Write the data out again exactly, dropping any images it holds.
>> START Data shown
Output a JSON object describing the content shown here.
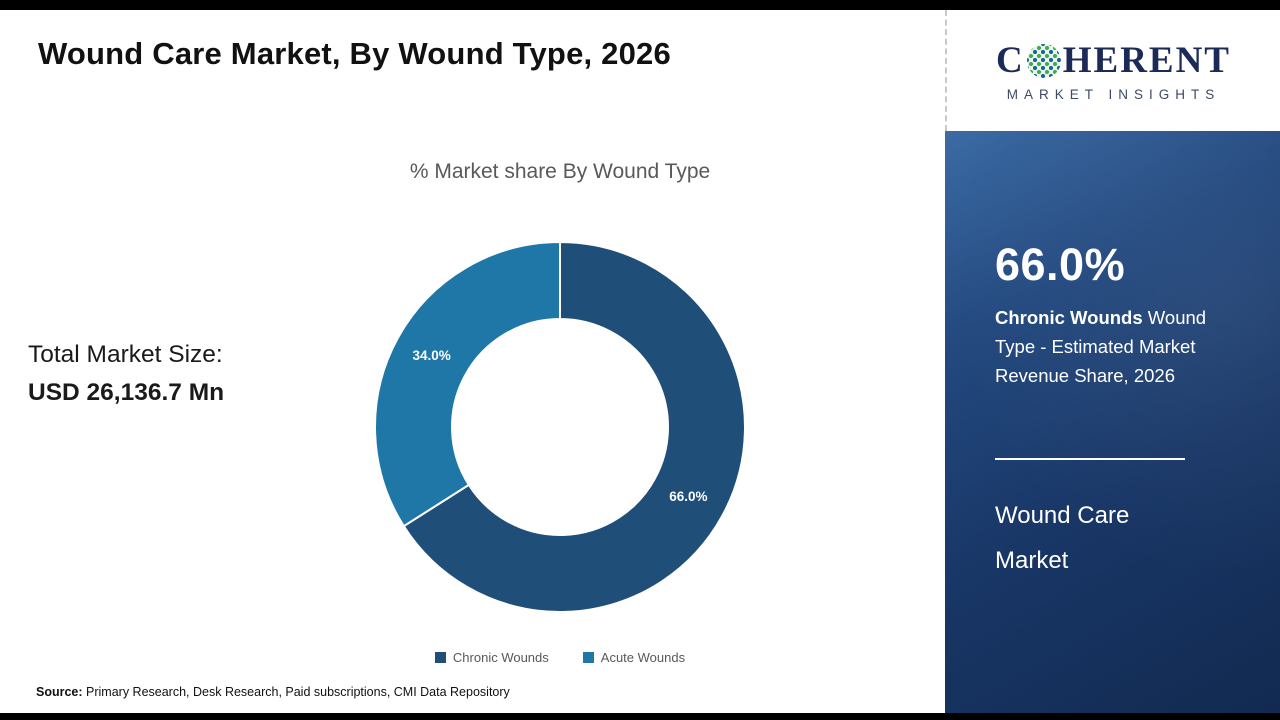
{
  "page": {
    "title": "Wound Care Market, By Wound Type, 2026",
    "total_market_label": "Total Market Size:",
    "total_market_value": "USD 26,136.7 Mn",
    "source_label": "Source:",
    "source_text": " Primary Research, Desk Research, Paid subscriptions, CMI Data Repository"
  },
  "logo": {
    "word_start": "C",
    "word_end": "HERENT",
    "subtitle": "MARKET INSIGHTS"
  },
  "sidebar": {
    "highlight_value": "66.0%",
    "highlight_bold": "Chronic Wounds",
    "highlight_rest": " Wound Type - Estimated Market Revenue Share, 2026",
    "footer_title": "Wound Care Market"
  },
  "chart_data": {
    "type": "pie",
    "donut": true,
    "title": "% Market share By Wound Type",
    "categories": [
      "Chronic Wounds",
      "Acute Wounds"
    ],
    "values": [
      66.0,
      34.0
    ],
    "labels": [
      "66.0%",
      "34.0%"
    ],
    "colors": [
      "#1F4E79",
      "#1F77A8"
    ],
    "legend_position": "bottom",
    "start_angle_deg": 0,
    "direction": "clockwise",
    "total_market_size": "USD 26,136.7 Mn",
    "year": "2026"
  }
}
>> END Data shown
■ Finished exercise ■
Output a JSON object describing the content shown here.
{
  "page": {
    "title": "Wound Care Market, By Wound Type, 2026",
    "total_market_label": "Total Market Size:",
    "total_market_value": "USD 26,136.7 Mn",
    "source_label": "Source:",
    "source_text": " Primary Research, Desk Research, Paid subscriptions, CMI Data Repository"
  },
  "logo": {
    "word_start": "C",
    "word_end": "HERENT",
    "subtitle": "MARKET INSIGHTS"
  },
  "sidebar": {
    "highlight_value": "66.0%",
    "highlight_bold": "Chronic Wounds",
    "highlight_rest": " Wound Type - Estimated Market Revenue Share, 2026",
    "footer_title": "Wound Care Market"
  },
  "chart_data": {
    "type": "pie",
    "donut": true,
    "title": "% Market share By Wound Type",
    "categories": [
      "Chronic Wounds",
      "Acute Wounds"
    ],
    "values": [
      66.0,
      34.0
    ],
    "labels": [
      "66.0%",
      "34.0%"
    ],
    "colors": [
      "#1F4E79",
      "#1F77A8"
    ],
    "legend_position": "bottom",
    "start_angle_deg": 0,
    "direction": "clockwise",
    "total_market_size": "USD 26,136.7 Mn",
    "year": "2026"
  }
}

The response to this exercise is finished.